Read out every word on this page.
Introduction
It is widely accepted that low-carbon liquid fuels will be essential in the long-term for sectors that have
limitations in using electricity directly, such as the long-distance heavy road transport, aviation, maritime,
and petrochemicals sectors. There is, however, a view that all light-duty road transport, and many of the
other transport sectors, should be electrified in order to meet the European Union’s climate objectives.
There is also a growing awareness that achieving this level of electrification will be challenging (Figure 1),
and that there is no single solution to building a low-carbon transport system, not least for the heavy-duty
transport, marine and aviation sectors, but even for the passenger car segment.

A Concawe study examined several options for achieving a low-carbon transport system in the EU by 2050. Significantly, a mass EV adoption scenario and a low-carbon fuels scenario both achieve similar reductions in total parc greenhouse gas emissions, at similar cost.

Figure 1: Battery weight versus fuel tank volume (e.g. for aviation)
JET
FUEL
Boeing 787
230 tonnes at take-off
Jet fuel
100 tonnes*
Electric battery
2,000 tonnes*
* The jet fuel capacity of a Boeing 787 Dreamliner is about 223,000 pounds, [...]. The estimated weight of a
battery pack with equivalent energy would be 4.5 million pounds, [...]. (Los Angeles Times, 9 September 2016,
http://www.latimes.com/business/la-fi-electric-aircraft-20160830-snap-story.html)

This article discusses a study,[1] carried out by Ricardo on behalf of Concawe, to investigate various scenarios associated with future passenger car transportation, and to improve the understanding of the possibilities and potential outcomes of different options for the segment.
○ ○ ○ ○
- EXERCISE TASK: Working from the material above, retype it in its entirety without change.

- RESPONSE BELOW:
Read out every word on this page.
Introduction
It is widely accepted that low-carbon liquid fuels will be essential in the long-term for sectors that have
limitations in using electricity directly, such as the long-distance heavy road transport, aviation, maritime,
and petrochemicals sectors. There is, however, a view that all light-duty road transport, and many of the
other transport sectors, should be electrified in order to meet the European Union’s climate objectives.
There is also a growing awareness that achieving this level of electrification will be challenging (Figure 1),
and that there is no single solution to building a low-carbon transport system, not least for the heavy-duty
transport, marine and aviation sectors, but even for the passenger car segment.

A Concawe study examined several options for achieving a low-carbon transport system in the EU by 2050. Significantly, a mass EV adoption scenario and a low-carbon fuels scenario both achieve similar reductions in total parc greenhouse gas emissions, at similar cost.

Figure 1: Battery weight versus fuel tank volume (e.g. for aviation)
JET
FUEL
Boeing 787
230 tonnes at take-off
Jet fuel
100 tonnes*
Electric battery
2,000 tonnes*
* The jet fuel capacity of a Boeing 787 Dreamliner is about 223,000 pounds, [...]. The estimated weight of a
battery pack with equivalent energy would be 4.5 million pounds, [...]. (Los Angeles Times, 9 September 2016,
http://www.latimes.com/business/la-fi-electric-aircraft-20160830-snap-story.html)

This article discusses a study,[1] carried out by Ricardo on behalf of Concawe, to investigate various scenarios associated with future passenger car transportation, and to improve the understanding of the possibilities and potential outcomes of different options for the segment.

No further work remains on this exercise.